→ **SELECTION**:
—————

Fado, an Irish bar-cum-sports bar on the corner of Grand & Clark in downtown, has a great dish called Trinity Steak Boxty. It's sort of like garlicky, whisky-y beef stew made with plenty of onion and mushrooms, served over Irish potato pancakes (which is what a boxty is, I have learned). The galicky sauce has a rich, caramelized flavor, and clings beautifully to the boxty that's crispy on the outside, tender and starchy on the inside. As I said, I don't know if that's the way it's supposed to be. But it's a great pub food all the same.
We've been to Fado several times, and have never been disapointed. Everything we've tried have been consistently good--fresh and hearty. On St. Pat's parade day, Fado will have live music scattered throughout the day, as well as 6 Nations Rugby Tournament live on TV. (Ireland plays Scotland at noon, by the way.) If you like your pubs and bars quiet like we do, though, go there in the early afternoon, when there's no major sport event--or drunken college kids in shamrock tee shirts.

—————

→ **ENTRIES**:

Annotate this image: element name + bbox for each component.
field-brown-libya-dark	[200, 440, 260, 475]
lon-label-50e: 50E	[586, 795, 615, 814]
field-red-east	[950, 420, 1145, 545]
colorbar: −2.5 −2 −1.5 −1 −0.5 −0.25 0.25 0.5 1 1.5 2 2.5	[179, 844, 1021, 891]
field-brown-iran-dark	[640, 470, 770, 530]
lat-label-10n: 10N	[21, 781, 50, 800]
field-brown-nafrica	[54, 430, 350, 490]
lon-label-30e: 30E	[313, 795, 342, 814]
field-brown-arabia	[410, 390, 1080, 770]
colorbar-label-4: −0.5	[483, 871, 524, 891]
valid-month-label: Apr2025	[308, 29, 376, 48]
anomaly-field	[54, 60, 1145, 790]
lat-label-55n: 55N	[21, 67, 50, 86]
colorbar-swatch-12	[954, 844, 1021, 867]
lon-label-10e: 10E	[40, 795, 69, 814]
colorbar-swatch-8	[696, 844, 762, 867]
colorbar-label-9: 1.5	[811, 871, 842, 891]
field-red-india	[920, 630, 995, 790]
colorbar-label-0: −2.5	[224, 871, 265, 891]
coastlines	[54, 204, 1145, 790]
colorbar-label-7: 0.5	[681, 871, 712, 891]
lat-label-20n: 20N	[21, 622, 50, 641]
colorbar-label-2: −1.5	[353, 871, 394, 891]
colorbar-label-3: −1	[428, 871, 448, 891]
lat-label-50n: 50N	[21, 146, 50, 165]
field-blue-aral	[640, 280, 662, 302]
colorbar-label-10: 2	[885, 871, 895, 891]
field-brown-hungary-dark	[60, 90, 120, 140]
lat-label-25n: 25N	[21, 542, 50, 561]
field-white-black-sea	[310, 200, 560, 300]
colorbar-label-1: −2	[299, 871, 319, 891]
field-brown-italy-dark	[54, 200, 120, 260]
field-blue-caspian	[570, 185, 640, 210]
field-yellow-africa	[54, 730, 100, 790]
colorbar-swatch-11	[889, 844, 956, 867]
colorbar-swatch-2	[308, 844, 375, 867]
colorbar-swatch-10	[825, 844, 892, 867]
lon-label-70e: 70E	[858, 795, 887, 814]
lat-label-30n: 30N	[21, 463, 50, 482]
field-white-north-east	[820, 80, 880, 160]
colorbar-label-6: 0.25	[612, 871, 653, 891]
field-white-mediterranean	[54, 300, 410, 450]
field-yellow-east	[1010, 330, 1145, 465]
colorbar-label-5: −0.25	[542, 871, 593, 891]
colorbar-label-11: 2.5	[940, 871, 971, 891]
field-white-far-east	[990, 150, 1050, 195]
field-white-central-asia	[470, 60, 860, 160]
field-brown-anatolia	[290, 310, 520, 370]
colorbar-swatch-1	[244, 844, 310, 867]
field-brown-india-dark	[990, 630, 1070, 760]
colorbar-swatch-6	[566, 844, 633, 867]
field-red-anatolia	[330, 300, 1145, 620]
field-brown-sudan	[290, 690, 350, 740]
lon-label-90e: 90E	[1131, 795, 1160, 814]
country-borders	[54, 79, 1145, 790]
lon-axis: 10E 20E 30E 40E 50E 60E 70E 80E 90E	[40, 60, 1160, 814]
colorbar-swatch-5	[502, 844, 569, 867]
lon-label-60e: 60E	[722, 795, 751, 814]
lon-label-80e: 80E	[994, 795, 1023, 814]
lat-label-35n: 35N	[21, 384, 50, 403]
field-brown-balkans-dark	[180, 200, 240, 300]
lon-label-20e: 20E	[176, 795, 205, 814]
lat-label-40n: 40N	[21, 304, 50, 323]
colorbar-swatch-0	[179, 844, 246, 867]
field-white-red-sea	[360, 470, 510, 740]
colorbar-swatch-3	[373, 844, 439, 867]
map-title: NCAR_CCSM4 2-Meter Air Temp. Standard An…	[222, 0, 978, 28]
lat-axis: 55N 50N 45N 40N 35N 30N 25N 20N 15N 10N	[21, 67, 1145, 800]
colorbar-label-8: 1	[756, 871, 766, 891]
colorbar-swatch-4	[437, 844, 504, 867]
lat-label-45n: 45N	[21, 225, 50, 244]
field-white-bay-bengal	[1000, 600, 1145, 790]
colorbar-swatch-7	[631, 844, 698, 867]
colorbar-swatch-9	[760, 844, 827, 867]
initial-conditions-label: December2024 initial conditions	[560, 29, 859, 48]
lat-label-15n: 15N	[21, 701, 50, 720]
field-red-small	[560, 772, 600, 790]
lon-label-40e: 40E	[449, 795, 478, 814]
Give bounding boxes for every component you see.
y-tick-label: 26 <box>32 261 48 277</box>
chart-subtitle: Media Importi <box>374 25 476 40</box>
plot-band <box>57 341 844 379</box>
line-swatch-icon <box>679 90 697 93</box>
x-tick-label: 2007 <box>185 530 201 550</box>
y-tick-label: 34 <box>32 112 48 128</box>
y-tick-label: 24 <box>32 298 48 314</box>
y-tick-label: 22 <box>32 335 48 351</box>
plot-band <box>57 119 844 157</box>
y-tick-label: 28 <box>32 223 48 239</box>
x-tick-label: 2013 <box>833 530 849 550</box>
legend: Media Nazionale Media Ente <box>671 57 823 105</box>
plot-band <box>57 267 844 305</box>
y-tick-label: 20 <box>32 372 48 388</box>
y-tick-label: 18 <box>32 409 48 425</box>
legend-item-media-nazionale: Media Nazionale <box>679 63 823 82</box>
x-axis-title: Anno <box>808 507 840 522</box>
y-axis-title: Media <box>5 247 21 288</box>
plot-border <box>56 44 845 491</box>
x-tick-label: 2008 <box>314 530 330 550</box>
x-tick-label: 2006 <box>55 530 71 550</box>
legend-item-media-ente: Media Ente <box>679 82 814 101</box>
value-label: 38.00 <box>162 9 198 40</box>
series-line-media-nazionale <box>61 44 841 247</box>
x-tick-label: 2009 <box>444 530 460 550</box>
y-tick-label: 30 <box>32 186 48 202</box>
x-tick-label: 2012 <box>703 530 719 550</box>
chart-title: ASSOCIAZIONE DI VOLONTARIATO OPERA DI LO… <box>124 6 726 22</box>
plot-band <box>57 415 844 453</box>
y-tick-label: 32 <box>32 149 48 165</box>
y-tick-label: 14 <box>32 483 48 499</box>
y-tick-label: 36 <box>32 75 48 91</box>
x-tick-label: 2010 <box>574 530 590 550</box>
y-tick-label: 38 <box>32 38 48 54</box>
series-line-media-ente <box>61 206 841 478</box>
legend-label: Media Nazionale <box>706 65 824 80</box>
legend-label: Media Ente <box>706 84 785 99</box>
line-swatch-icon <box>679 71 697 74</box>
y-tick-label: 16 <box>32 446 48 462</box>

—————

→ **REQUIREMENTS**: Please reproduce the passage about Fado above word for word, from start to finish.

→ **RESPONSE BELOW**:
Fado, an Irish bar-cum-sports bar on the corner of Grand & Clark in downtown, has a great dish called Trinity Steak Boxty. It's sort of like garlicky, whisky-y beef stew made with plenty of onion and mushrooms, served over Irish potato pancakes (which is what a boxty is, I have learned). The galicky sauce has a rich, caramelized flavor, and clings beautifully to the boxty that's crispy on the outside, tender and starchy on the inside. As I said, I don't know if that's the way it's supposed to be. But it's a great pub food all the same.
We've been to Fado several times, and have never been disapointed. Everything we've tried have been consistently good--fresh and hearty. On St. Pat's parade day, Fado will have live music scattered throughout the day, as well as 6 Nations Rugby Tournament live on TV. (Ireland plays Scotland at noon, by the way.) If you like your pubs and bars quiet like we do, though, go there in the early afternoon, when there's no major sport event--or drunken college kids in shamrock tee shirts.